*** RECORDS FOR THIS EXERCISE

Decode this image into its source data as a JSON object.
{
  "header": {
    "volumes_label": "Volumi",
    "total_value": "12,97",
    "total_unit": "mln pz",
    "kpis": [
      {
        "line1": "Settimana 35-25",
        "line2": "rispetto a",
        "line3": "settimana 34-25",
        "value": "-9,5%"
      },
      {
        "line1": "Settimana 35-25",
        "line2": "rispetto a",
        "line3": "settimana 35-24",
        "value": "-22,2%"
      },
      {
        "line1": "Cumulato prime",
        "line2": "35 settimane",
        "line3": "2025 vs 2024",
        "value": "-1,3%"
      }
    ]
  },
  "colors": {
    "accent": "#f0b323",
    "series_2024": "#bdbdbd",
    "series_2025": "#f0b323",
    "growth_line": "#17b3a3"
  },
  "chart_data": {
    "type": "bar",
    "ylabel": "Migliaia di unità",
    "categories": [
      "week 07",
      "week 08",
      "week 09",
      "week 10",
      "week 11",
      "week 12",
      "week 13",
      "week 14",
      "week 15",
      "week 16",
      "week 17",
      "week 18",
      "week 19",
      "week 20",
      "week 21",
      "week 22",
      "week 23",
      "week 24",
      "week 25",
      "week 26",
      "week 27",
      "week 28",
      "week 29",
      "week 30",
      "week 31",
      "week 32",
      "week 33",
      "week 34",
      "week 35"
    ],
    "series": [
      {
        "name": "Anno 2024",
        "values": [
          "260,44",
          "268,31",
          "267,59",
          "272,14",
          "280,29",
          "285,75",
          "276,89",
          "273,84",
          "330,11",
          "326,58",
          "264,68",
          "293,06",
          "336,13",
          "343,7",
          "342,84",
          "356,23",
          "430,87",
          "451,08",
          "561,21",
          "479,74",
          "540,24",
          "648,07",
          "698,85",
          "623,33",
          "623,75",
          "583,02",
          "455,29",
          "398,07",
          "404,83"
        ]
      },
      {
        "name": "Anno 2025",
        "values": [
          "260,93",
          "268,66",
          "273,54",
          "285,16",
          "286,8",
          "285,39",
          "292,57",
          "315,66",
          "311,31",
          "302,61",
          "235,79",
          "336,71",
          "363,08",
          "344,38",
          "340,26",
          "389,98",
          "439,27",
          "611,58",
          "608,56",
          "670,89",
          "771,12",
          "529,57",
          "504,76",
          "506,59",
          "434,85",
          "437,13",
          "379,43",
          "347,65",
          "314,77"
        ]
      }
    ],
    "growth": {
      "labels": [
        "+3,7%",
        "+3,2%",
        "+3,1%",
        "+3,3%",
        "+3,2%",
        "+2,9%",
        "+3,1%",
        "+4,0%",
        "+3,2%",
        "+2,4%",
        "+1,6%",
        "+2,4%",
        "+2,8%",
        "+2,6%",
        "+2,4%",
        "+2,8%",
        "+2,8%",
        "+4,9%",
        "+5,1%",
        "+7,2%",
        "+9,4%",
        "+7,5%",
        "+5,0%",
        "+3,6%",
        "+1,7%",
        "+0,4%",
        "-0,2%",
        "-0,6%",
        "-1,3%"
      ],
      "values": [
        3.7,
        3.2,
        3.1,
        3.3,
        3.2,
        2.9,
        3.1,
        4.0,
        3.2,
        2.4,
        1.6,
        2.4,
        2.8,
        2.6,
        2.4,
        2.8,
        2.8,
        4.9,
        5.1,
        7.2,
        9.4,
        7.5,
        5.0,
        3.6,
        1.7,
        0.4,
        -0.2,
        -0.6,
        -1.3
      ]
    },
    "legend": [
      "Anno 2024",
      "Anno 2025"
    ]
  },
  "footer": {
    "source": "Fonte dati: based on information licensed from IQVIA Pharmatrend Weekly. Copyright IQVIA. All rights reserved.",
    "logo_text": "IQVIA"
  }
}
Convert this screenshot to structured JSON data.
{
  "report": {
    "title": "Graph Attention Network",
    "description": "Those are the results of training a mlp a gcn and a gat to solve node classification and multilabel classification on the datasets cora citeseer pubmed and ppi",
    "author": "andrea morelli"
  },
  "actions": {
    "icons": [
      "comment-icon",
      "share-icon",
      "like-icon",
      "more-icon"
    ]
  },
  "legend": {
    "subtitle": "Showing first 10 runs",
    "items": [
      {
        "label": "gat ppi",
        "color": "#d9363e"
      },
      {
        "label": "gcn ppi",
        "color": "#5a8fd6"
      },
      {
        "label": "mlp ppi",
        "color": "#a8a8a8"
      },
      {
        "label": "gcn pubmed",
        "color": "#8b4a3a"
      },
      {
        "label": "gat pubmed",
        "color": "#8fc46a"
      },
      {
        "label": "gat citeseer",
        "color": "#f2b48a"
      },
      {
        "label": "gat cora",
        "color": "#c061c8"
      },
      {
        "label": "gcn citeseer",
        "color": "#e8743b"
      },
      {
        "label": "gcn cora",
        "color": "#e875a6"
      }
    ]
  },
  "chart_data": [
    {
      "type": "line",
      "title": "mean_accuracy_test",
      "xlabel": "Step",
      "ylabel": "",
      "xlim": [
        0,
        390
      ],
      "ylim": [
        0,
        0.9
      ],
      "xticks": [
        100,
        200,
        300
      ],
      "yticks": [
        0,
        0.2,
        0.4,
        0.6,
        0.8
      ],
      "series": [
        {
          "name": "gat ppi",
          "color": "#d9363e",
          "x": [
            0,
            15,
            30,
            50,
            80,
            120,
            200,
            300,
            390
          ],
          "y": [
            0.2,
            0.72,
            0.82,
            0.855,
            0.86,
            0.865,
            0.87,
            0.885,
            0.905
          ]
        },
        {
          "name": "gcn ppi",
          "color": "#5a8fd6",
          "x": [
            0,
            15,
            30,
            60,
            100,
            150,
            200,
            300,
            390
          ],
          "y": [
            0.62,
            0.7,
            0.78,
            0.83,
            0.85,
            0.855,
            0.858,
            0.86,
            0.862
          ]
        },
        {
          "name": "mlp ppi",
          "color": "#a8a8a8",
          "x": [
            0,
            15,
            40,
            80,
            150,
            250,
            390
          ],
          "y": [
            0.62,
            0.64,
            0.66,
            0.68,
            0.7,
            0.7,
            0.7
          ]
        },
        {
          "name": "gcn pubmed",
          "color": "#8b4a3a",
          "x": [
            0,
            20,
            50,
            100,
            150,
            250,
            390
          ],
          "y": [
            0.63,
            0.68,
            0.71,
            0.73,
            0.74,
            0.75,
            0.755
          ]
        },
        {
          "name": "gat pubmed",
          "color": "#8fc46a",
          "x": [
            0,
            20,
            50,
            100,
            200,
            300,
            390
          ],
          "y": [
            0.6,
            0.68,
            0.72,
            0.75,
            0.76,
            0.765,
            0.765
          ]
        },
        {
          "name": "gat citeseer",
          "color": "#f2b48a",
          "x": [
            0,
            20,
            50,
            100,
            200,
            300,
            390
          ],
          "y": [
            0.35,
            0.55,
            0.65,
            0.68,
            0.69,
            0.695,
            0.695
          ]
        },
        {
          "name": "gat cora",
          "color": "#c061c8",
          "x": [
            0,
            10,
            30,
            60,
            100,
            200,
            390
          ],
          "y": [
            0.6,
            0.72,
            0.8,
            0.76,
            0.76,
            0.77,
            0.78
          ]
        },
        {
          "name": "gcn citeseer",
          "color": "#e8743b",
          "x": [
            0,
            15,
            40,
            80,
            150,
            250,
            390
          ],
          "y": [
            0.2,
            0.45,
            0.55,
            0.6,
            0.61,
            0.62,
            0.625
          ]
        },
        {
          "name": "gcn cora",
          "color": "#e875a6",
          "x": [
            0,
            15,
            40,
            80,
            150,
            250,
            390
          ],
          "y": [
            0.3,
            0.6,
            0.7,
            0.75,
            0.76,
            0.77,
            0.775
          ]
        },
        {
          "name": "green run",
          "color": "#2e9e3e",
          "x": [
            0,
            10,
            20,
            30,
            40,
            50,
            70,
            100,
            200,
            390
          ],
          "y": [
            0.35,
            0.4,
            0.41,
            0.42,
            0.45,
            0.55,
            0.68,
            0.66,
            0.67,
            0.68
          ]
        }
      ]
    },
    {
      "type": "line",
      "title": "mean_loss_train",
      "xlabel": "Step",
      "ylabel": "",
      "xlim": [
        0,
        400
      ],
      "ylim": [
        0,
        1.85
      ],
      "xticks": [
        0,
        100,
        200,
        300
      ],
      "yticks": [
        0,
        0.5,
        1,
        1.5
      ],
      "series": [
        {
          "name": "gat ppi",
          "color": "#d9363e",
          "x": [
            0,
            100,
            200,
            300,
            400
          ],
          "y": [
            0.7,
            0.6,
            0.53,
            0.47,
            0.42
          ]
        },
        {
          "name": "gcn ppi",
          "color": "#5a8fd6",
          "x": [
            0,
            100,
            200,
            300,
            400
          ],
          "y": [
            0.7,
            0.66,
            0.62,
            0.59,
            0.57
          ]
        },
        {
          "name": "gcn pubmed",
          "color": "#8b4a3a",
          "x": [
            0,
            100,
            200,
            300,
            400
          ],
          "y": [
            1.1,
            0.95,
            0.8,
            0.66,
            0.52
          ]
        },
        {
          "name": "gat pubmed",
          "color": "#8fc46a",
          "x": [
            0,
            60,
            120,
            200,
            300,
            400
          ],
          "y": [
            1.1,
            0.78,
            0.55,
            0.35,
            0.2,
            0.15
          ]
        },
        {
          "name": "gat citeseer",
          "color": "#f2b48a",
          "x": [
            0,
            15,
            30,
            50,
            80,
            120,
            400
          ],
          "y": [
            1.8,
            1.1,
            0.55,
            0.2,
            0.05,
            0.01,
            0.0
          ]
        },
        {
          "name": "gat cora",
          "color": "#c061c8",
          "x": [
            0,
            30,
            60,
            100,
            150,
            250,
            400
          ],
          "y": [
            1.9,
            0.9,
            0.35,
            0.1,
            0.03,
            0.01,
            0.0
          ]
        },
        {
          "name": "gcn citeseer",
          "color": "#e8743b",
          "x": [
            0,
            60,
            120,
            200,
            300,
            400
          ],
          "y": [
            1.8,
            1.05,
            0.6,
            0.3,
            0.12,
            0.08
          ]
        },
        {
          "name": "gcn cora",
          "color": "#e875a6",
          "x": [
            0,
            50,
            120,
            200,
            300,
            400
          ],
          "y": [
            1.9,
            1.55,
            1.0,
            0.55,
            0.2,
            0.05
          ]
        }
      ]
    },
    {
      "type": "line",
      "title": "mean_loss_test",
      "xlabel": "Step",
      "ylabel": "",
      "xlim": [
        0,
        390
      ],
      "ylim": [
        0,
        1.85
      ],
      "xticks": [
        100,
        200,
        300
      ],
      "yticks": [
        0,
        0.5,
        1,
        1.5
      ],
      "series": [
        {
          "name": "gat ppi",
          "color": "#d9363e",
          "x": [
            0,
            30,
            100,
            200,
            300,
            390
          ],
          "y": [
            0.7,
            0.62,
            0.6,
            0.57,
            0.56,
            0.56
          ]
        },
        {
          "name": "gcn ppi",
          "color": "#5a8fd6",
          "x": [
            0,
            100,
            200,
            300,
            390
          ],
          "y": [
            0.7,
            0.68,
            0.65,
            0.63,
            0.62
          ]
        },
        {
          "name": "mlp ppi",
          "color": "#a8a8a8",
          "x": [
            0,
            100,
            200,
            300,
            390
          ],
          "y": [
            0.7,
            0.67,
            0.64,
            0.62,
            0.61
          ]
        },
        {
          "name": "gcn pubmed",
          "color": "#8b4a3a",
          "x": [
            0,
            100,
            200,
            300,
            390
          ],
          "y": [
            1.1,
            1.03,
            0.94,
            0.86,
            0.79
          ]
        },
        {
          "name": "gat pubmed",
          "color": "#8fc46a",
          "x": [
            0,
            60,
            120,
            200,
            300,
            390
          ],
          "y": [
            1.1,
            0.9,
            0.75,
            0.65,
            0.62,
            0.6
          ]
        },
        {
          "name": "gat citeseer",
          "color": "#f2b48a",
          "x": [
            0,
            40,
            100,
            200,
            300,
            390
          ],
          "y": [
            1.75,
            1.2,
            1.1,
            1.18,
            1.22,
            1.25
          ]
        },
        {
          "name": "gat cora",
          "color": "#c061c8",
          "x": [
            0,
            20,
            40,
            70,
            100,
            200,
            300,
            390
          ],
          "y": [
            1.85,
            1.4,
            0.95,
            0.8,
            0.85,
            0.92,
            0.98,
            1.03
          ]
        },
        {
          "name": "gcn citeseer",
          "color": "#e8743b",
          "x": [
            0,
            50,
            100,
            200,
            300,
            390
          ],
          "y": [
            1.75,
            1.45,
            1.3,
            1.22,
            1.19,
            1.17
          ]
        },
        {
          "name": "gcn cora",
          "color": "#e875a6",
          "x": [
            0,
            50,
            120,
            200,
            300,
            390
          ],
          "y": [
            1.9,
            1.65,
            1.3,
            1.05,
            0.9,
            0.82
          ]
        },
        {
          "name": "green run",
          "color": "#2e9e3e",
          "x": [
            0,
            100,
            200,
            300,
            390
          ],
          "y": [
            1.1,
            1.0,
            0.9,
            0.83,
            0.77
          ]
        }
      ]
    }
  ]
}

******

DIRECTIONS
Look through the entries above. Extract each line with the word "Anno".

WORKED ANSWER
        "name": "Anno 2024",
        "name": "Anno 2025",
      "Anno 2024",
      "Anno 2025"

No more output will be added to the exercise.